Return every line of the records that contains the word "want".

───── EXERCISE MATERIAL ─────

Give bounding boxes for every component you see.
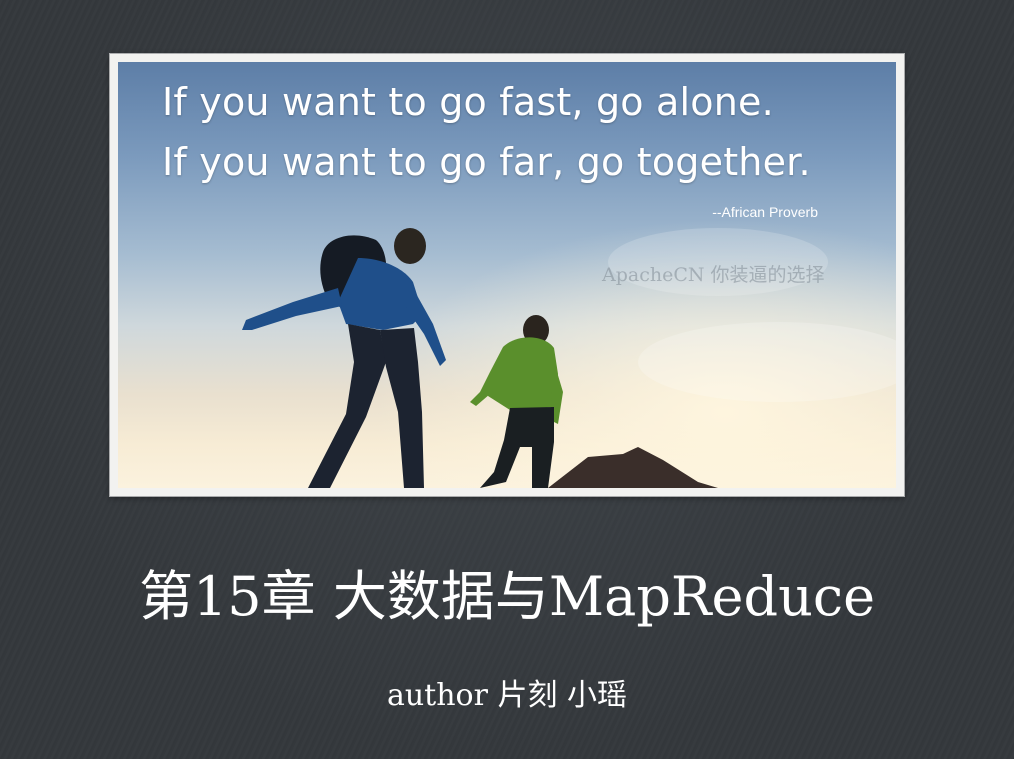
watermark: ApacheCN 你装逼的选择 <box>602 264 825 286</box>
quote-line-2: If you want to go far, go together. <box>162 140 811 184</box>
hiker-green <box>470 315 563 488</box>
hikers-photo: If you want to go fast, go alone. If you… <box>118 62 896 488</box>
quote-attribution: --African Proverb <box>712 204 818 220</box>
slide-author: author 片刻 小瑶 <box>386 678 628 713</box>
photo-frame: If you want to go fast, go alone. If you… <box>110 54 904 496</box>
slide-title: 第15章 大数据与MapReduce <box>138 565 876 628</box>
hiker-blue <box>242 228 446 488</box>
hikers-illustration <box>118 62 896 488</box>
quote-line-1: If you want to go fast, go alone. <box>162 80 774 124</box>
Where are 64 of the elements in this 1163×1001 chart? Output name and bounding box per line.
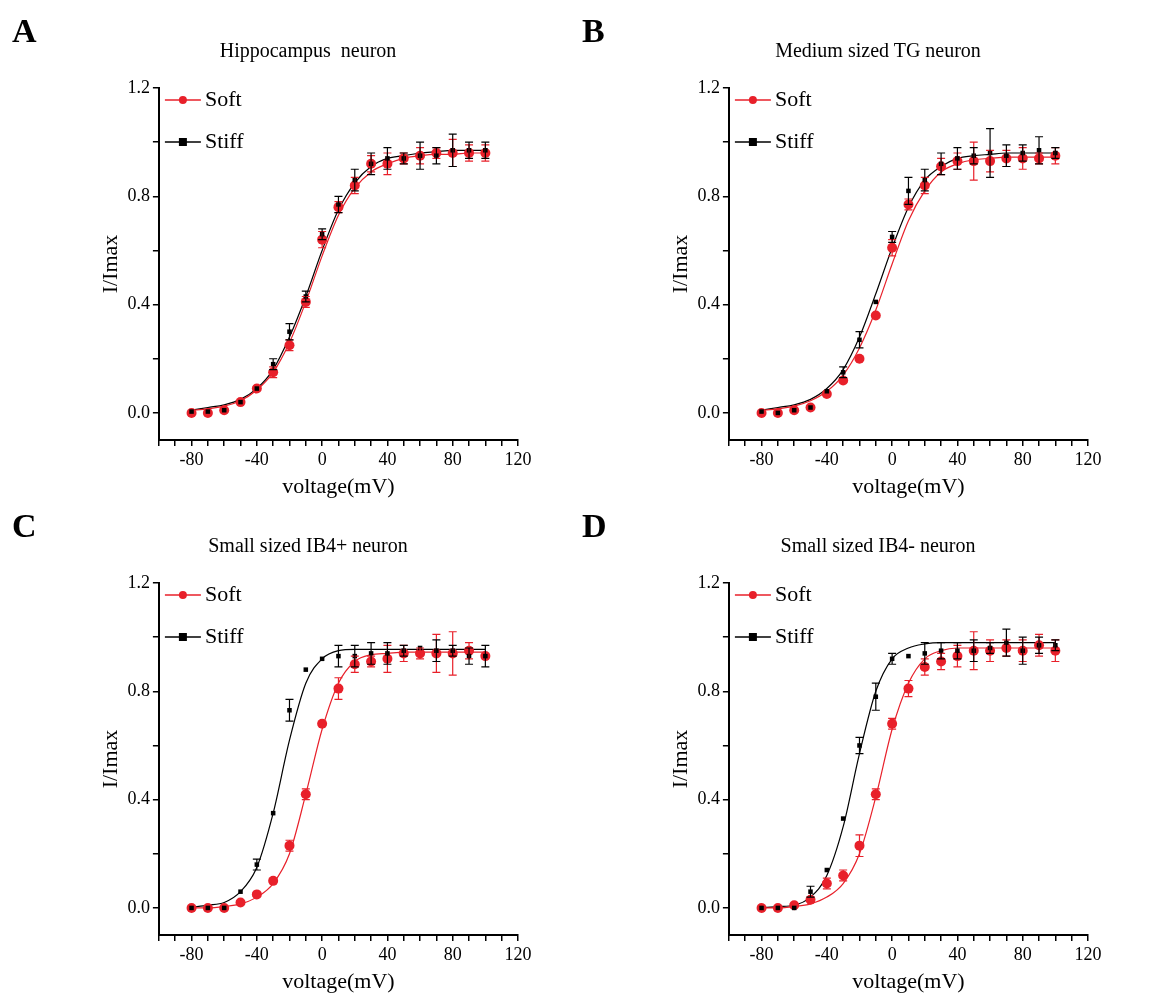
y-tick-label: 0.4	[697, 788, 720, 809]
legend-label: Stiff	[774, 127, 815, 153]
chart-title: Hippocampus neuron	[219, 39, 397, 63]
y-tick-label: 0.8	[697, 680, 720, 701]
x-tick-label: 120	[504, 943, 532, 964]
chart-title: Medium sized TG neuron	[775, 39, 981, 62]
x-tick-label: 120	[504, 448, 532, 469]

─────

> [OUTPUT FOR THIS EXERCISE]
quote-line-2: If you want to go far, go together. <box>162 140 811 184</box>
hikers-photo: If you want to go fast, go alone. If you… <box>118 62 896 488</box>
photo-frame: If you want to go fast, go alone. If you… <box>110 54 904 496</box>
quote-line-1: If you want to go fast, go alone. <box>162 80 774 124</box>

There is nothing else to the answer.